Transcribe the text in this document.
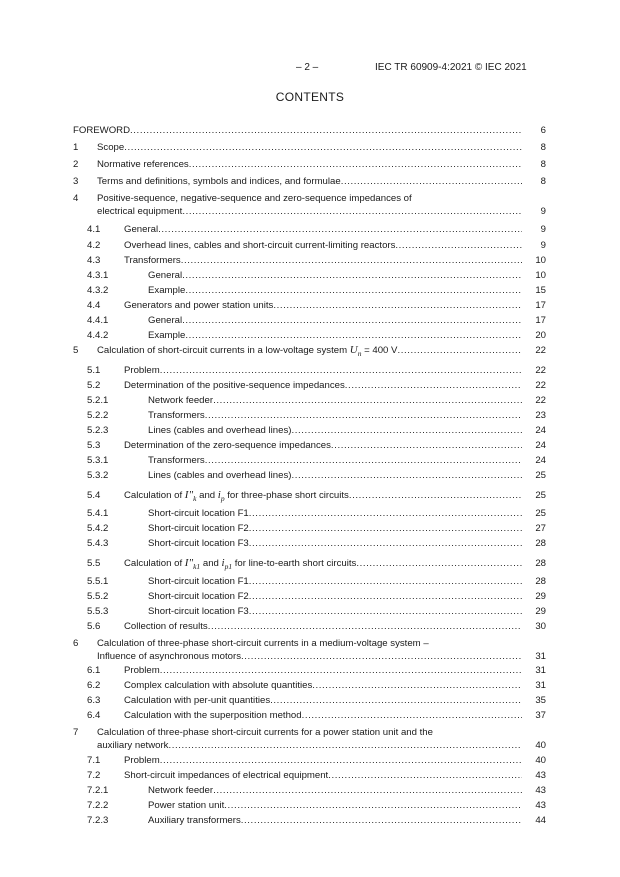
– 2 –	IEC TR 60909-4:2021 © IEC 2021
CONTENTS
FOREWORD .....	6
1 Scope .....	8
2 Normative references .....	8
3 Terms and definitions, symbols and indices, and formulae .....	8
4 Positive-sequence, negative-sequence and zero-sequence impedances of
electrical equipment .....	9
4.1 General .....	9
4.2 Overhead lines, cables and short-circuit current-limiting reactors .....	9
4.3 Transformers .....	10
4.3.1	General .....	10
4.3.2	Example .....	15
4.4 Generators and power station units .....	17
4.4.1	General .....	17
4.4.2	Example .....	20
5 Calculation of short-circuit currents in a low-voltage system $U_n = 400$ V .....	22
5.1 Problem .....	22
5.2 Determination of the positive-sequence impedances .....	22
5.2.1	Network feeder .....	22
5.2.2	Transformers .....	23
5.2.3	Lines (cables and overhead lines) .....	24
5.3 Determination of the zero-sequence impedances .....	24
5.3.1	Transformers .....	24
5.3.2	Lines (cables and overhead lines) .....	25
5.4 Calculation of $I"_k$ and $i_p$ for three-phase short circuits .....	25
5.4.1	Short-circuit location F1 .....	25
5.4.2	Short-circuit location F2 .....	27
5.4.3	Short-circuit location F3 .....	28
5.5 Calculation of $I"_{k1}$ and $i_{p1}$ for line-to-earth short circuits .....	28
5.5.1	Short-circuit location F1 .....	28
5.5.2	Short-circuit location F2 .....	29
5.5.3	Short-circuit location F3 .....	29
5.6 Collection of results .....	30
6 Calculation of three-phase short-circuit currents in a medium-voltage system –
Influence of asynchronous motors .....	31
6.1 Problem .....	31
6.2 Complex calculation with absolute quantities .....	31
6.3 Calculation with per-unit quantities .....	35
6.4 Calculation with the superposition method .....	37
7 Calculation of three-phase short-circuit currents for a power station unit and the
auxiliary network .....	40
7.1 Problem .....	40
7.2 Short-circuit impedances of electrical equipment .....	43
7.2.1	Network feeder .....	43
7.2.2	Power station unit .....	43
7.2.3	Auxiliary transformers .....	44
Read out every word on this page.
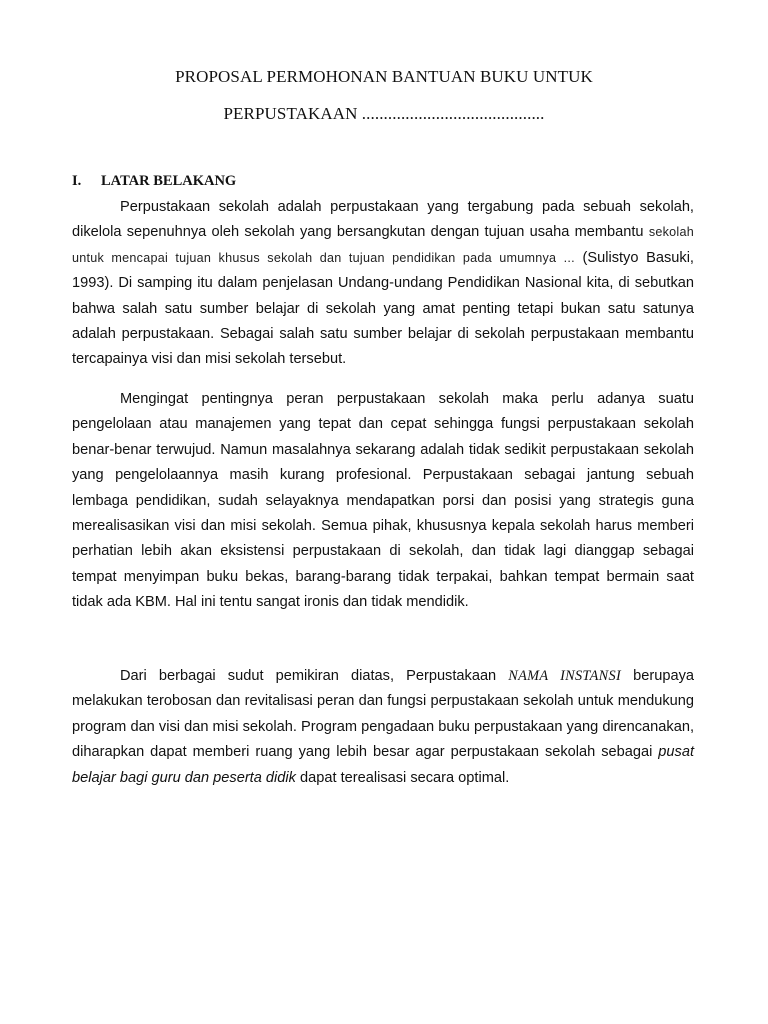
PROPOSAL PERMOHONAN BANTUAN BUKU UNTUK
PERPUSTAKAAN ..........................................
I. LATAR BELAKANG

Perpustakaan sekolah adalah perpustakaan yang tergabung pada sebuah sekolah, dikelola sepenuhnya oleh sekolah yang bersangkutan dengan tujuan usaha membantu sekolah untuk mencapai tujuan khusus sekolah dan tujuan pendidikan pada umumnya ... (Sulistyo Basuki, 1993). Di samping itu dalam penjelasan Undang-undang Pendidikan Nasional kita, di sebutkan bahwa salah satu sumber belajar di sekolah yang amat penting tetapi bukan satu satunya adalah perpustakaan. Sebagai salah satu sumber belajar di sekolah perpustakaan membantu tercapainya visi dan misi sekolah tersebut.

Mengingat pentingnya peran perpustakaan sekolah maka perlu adanya suatu pengelolaan atau manajemen yang tepat dan cepat sehingga fungsi perpustakaan sekolah benar-benar terwujud. Namun masalahnya sekarang adalah tidak sedikit perpustakaan sekolah yang pengelolaannya masih kurang profesional. Perpustakaan sebagai jantung sebuah lembaga pendidikan, sudah selayaknya mendapatkan porsi dan posisi yang strategis guna merealisasikan visi dan misi sekolah. Semua pihak, khususnya kepala sekolah harus memberi perhatian lebih akan eksistensi perpustakaan di sekolah, dan tidak lagi dianggap sebagai tempat menyimpan buku bekas, barang-barang tidak terpakai, bahkan tempat bermain saat tidak ada KBM. Hal ini tentu sangat ironis dan tidak mendidik.

Dari berbagai sudut pemikiran diatas, Perpustakaan NAMA INSTANSI berupaya melakukan terobosan dan revitalisasi peran dan fungsi perpustakaan sekolah untuk mendukung program dan visi dan misi sekolah. Program pengadaan buku perpustakaan yang direncanakan, diharapkan dapat memberi ruang yang lebih besar agar perpustakaan sekolah sebagai pusat belajar bagi guru dan peserta didik dapat terealisasi secara optimal.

========

_WRITTEN REQUEST_
Pictures are not part of the copy; reproduce exactly and only the lines from the line containing "Read out every word on this page." through the end of the listing.

_WRITTEN REPLY_
Read out every word on this page.
PROPOSAL PERMOHONAN BANTUAN BUKU UNTUK
PERPUSTAKAAN ..........................................
I. LATAR BELAKANG

Perpustakaan sekolah adalah perpustakaan yang tergabung pada sebuah sekolah, dikelola sepenuhnya oleh sekolah yang bersangkutan dengan tujuan usaha membantu sekolah untuk mencapai tujuan khusus sekolah dan tujuan pendidikan pada umumnya ... (Sulistyo Basuki, 1993). Di samping itu dalam penjelasan Undang-undang Pendidikan Nasional kita, di sebutkan bahwa salah satu sumber belajar di sekolah yang amat penting tetapi bukan satu satunya adalah perpustakaan. Sebagai salah satu sumber belajar di sekolah perpustakaan membantu tercapainya visi dan misi sekolah tersebut.

Mengingat pentingnya peran perpustakaan sekolah maka perlu adanya suatu pengelolaan atau manajemen yang tepat dan cepat sehingga fungsi perpustakaan sekolah benar-benar terwujud. Namun masalahnya sekarang adalah tidak sedikit perpustakaan sekolah yang pengelolaannya masih kurang profesional. Perpustakaan sebagai jantung sebuah lembaga pendidikan, sudah selayaknya mendapatkan porsi dan posisi yang strategis guna merealisasikan visi dan misi sekolah. Semua pihak, khususnya kepala sekolah harus memberi perhatian lebih akan eksistensi perpustakaan di sekolah, dan tidak lagi dianggap sebagai tempat menyimpan buku bekas, barang-barang tidak terpakai, bahkan tempat bermain saat tidak ada KBM. Hal ini tentu sangat ironis dan tidak mendidik.

Dari berbagai sudut pemikiran diatas, Perpustakaan NAMA INSTANSI berupaya melakukan terobosan dan revitalisasi peran dan fungsi perpustakaan sekolah untuk mendukung program dan visi dan misi sekolah. Program pengadaan buku perpustakaan yang direncanakan, diharapkan dapat memberi ruang yang lebih besar agar perpustakaan sekolah sebagai pusat belajar bagi guru dan peserta didik dapat terealisasi secara optimal.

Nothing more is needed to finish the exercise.